__Information provided__:
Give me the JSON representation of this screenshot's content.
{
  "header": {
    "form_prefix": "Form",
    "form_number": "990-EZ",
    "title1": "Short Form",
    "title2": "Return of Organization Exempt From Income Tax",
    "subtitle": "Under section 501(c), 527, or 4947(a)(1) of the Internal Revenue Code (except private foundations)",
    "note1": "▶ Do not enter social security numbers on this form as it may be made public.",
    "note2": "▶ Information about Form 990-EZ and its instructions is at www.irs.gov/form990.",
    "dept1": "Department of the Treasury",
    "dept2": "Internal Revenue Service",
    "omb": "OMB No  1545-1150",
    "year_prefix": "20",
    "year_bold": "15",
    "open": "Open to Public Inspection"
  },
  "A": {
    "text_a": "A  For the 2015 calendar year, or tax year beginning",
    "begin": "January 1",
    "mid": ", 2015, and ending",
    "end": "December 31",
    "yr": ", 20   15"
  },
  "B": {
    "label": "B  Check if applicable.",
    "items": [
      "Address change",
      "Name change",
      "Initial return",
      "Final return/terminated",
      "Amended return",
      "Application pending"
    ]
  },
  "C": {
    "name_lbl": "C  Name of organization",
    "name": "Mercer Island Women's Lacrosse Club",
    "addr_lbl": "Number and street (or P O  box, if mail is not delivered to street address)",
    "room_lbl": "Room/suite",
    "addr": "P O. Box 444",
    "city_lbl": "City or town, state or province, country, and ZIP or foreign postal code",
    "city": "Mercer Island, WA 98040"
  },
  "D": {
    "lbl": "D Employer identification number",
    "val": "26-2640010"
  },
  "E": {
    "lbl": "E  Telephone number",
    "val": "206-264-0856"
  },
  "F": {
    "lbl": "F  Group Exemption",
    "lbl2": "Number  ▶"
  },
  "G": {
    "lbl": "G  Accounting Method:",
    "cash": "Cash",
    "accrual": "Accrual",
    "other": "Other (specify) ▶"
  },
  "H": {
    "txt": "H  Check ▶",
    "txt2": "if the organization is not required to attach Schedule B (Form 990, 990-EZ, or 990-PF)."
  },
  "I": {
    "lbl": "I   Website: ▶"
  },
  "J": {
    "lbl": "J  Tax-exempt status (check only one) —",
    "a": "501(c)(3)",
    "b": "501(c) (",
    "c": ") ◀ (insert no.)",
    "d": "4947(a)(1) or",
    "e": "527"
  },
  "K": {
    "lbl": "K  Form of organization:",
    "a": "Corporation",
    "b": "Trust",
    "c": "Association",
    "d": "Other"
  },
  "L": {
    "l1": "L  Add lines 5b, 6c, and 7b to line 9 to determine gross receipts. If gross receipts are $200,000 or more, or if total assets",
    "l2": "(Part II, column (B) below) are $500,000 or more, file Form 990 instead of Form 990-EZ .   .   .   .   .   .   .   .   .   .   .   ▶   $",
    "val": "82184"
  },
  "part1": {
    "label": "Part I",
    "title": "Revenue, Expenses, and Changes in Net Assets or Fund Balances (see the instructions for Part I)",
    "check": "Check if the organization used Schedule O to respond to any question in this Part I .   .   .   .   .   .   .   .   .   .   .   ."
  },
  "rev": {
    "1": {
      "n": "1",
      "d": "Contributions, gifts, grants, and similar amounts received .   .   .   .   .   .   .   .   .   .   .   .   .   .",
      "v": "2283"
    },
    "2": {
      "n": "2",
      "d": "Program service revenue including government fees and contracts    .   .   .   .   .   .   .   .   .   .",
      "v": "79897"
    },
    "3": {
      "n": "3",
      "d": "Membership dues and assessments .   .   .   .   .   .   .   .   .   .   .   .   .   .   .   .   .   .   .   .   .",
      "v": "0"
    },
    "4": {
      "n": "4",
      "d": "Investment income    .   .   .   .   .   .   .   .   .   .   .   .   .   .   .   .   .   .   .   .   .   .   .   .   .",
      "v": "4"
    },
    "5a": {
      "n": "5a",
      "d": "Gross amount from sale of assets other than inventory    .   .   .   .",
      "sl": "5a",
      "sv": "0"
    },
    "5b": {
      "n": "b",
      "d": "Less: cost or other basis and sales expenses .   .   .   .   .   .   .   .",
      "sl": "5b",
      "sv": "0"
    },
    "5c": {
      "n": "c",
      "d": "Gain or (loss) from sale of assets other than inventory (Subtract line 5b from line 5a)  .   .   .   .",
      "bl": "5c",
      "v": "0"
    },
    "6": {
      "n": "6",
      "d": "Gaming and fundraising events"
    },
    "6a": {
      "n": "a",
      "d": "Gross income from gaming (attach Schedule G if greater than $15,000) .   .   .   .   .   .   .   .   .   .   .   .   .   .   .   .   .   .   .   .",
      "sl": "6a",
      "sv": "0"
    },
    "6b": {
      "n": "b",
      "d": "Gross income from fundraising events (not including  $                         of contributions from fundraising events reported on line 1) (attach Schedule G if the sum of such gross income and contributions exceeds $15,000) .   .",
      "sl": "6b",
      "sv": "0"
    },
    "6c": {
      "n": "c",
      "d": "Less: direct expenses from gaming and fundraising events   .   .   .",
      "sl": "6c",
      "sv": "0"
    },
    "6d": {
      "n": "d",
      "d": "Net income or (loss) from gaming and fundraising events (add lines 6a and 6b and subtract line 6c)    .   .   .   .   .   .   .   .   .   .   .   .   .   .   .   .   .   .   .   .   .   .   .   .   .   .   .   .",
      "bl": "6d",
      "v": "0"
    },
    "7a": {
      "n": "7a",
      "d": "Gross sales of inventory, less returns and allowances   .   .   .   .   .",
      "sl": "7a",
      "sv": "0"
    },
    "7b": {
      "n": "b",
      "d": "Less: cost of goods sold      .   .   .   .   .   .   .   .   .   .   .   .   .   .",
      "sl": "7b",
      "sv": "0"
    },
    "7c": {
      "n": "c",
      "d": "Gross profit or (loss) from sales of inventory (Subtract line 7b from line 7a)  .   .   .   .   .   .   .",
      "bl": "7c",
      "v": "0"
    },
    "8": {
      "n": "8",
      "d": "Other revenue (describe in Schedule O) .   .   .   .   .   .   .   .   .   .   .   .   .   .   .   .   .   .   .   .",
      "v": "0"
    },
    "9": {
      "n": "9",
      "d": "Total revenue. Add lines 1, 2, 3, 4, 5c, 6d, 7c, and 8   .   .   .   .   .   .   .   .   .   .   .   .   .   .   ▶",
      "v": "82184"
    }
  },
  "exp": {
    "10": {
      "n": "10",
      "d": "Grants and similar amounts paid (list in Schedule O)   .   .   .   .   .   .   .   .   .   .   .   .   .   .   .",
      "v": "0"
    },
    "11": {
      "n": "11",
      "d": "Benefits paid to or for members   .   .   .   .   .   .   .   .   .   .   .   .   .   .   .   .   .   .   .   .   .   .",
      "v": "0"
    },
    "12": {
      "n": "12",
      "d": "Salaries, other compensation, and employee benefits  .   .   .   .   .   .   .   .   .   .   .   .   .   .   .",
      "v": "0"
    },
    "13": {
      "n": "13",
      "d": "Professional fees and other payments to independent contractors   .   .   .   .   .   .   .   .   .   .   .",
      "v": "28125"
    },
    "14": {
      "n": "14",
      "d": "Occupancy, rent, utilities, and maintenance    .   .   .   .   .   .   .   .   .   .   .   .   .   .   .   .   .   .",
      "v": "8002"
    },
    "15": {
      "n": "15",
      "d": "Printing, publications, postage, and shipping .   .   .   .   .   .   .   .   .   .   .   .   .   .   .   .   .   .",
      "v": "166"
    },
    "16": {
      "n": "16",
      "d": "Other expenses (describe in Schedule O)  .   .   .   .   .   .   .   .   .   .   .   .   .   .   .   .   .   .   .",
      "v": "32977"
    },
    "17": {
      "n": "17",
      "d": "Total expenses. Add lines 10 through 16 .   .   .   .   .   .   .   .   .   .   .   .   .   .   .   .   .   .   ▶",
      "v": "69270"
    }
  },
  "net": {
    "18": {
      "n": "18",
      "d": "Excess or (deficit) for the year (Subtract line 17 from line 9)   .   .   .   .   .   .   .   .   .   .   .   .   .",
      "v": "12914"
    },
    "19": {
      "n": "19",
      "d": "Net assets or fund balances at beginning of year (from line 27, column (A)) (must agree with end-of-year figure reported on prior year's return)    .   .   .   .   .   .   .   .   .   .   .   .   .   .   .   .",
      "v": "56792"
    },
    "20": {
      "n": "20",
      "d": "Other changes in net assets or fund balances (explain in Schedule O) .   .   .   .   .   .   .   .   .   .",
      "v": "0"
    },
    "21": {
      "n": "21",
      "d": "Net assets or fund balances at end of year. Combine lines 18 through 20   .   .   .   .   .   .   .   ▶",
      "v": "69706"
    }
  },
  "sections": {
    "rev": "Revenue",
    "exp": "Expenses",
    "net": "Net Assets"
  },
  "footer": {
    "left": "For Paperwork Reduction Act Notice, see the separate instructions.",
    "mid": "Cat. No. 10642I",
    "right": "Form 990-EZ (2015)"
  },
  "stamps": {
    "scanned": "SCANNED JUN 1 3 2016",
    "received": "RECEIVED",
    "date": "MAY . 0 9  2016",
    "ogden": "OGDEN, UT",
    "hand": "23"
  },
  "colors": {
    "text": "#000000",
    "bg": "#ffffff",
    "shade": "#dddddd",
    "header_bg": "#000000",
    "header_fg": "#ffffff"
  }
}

__Directions__: Return each line of the listing that holds the string "describe".

__Complete response__:
      "d": "Other revenue (describe in Schedule O) .   .   .   .   .   .   .   .   .   .   .   .   .   .   .   .   .   .   .   .",
      "d": "Other expenses (describe in Schedule O)  .   .   .   .   .   .   .   .   .   .   .   .   .   .   .   .   .   .   .",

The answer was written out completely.